-- Start Records shown --

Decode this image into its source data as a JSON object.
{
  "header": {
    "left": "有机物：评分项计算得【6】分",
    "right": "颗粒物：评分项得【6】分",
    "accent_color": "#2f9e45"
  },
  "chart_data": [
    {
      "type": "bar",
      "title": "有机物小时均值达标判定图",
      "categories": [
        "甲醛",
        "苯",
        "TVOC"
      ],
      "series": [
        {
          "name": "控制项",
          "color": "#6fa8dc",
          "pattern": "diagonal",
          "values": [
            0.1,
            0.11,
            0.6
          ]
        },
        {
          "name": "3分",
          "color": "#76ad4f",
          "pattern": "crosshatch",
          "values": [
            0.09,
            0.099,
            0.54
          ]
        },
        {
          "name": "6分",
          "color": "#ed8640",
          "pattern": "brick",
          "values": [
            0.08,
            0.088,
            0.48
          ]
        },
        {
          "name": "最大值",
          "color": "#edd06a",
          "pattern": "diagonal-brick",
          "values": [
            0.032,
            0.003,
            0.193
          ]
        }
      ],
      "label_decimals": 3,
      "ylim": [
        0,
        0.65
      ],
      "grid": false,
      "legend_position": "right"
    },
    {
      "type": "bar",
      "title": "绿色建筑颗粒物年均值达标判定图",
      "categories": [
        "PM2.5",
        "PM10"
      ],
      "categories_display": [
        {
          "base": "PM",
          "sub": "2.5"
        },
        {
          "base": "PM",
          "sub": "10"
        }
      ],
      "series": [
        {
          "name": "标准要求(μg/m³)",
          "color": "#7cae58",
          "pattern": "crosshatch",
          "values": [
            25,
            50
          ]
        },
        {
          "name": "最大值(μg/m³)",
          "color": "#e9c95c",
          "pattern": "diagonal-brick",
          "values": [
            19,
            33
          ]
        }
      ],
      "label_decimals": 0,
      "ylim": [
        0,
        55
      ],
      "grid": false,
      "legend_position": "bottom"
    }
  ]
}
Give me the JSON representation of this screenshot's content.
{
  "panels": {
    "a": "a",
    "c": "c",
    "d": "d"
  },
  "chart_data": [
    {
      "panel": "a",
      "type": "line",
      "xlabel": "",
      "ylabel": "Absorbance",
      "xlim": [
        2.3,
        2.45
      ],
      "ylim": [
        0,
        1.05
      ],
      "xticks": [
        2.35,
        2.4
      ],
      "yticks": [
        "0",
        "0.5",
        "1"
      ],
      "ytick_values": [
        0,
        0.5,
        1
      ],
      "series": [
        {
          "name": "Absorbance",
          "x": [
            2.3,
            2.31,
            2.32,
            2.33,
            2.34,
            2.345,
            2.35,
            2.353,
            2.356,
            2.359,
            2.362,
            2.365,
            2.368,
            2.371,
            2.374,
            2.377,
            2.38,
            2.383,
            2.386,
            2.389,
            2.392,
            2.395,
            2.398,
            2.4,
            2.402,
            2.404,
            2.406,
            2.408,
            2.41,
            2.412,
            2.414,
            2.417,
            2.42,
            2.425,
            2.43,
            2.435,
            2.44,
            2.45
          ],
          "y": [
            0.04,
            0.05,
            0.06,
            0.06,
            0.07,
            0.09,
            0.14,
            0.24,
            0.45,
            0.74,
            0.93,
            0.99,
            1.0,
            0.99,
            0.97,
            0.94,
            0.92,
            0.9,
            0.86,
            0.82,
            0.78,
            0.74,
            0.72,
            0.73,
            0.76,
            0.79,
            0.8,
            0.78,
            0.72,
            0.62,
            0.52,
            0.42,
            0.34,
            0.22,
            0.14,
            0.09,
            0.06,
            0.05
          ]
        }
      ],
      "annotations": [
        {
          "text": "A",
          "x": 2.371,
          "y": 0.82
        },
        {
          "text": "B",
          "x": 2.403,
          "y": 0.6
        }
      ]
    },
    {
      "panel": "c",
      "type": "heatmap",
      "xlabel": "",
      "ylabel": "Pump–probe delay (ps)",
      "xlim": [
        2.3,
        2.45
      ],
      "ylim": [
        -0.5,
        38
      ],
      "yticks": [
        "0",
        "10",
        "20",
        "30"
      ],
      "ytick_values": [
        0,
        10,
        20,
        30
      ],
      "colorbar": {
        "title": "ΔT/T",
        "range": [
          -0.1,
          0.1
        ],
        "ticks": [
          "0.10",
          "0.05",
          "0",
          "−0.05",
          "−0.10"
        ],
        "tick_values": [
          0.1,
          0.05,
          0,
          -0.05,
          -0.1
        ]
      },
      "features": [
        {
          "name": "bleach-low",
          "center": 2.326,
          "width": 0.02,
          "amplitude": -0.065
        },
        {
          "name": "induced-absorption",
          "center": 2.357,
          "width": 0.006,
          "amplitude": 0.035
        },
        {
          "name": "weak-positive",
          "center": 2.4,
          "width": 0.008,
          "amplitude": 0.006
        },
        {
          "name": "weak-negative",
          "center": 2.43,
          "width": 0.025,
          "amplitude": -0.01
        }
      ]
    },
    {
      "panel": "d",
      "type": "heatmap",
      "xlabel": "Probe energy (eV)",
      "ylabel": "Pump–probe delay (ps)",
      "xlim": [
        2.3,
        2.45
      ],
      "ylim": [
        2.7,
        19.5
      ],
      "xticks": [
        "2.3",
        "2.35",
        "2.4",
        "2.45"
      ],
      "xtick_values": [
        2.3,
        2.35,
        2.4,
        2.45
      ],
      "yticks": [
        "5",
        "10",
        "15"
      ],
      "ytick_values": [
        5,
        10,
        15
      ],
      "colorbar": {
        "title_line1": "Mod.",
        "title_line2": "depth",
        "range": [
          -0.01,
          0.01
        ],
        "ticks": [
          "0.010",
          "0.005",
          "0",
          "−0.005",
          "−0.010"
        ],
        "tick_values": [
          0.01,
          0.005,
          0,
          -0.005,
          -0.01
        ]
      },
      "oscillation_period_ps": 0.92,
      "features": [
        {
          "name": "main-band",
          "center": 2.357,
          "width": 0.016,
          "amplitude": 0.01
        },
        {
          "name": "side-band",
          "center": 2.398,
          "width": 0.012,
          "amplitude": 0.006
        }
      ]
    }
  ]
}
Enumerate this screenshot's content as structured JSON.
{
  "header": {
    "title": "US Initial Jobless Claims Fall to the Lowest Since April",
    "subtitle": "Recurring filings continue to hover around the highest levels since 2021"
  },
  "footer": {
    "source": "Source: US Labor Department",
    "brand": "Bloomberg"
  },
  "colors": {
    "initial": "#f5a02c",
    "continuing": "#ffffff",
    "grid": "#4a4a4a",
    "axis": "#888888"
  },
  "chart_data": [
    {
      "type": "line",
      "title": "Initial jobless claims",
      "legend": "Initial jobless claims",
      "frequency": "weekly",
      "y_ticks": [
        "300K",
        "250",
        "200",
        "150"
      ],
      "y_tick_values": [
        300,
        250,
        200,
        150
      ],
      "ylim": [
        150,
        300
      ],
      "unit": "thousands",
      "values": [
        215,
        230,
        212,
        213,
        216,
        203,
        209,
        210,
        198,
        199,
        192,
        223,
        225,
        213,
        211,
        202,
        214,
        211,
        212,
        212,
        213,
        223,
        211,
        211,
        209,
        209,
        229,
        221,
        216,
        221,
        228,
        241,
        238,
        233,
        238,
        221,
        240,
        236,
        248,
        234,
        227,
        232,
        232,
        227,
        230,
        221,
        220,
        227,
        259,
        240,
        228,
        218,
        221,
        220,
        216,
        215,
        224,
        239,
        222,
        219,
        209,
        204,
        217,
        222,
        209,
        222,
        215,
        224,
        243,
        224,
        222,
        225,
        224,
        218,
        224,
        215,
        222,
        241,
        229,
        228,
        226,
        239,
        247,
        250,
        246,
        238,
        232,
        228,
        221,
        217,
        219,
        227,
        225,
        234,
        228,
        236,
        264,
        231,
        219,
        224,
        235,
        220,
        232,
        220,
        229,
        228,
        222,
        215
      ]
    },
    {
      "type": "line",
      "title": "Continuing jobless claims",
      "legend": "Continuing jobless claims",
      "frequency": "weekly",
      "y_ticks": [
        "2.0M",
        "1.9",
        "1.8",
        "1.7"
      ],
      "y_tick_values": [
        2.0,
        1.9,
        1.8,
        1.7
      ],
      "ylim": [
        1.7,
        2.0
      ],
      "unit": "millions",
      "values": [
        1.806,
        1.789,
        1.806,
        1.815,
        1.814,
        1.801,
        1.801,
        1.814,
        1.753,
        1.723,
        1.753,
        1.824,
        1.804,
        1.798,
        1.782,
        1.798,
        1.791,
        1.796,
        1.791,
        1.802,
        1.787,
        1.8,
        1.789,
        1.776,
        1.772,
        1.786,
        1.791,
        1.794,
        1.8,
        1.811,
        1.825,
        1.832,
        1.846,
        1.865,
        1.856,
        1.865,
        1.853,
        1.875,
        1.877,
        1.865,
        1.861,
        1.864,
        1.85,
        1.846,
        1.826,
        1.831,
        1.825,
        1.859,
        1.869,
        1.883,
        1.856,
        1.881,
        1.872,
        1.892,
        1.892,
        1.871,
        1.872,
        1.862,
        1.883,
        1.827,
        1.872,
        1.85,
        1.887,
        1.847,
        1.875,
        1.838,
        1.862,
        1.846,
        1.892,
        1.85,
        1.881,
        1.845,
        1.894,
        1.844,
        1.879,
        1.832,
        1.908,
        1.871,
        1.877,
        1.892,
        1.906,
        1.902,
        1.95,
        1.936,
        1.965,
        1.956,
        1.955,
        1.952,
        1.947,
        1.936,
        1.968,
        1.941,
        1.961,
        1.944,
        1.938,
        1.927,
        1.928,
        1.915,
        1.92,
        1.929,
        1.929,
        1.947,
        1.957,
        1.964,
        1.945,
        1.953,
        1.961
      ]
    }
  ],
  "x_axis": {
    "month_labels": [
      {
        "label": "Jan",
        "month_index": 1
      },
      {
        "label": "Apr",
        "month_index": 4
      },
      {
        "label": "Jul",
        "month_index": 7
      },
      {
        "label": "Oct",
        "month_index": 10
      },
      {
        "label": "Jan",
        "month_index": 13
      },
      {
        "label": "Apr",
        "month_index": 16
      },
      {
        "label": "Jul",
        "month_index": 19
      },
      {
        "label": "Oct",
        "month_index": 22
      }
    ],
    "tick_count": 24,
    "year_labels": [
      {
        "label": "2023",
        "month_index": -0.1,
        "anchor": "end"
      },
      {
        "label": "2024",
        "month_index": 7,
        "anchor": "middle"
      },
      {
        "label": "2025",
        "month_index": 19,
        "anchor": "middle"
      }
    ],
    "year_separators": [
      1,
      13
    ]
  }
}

-- End Records shown --

Set task:
Pull every line containing "width" out of the records.

Problem solution:
          "width": 0.02,
          "width": 0.006,
          "width": 0.008,
          "width": 0.025,
          "width": 0.016,
          "width": 0.012,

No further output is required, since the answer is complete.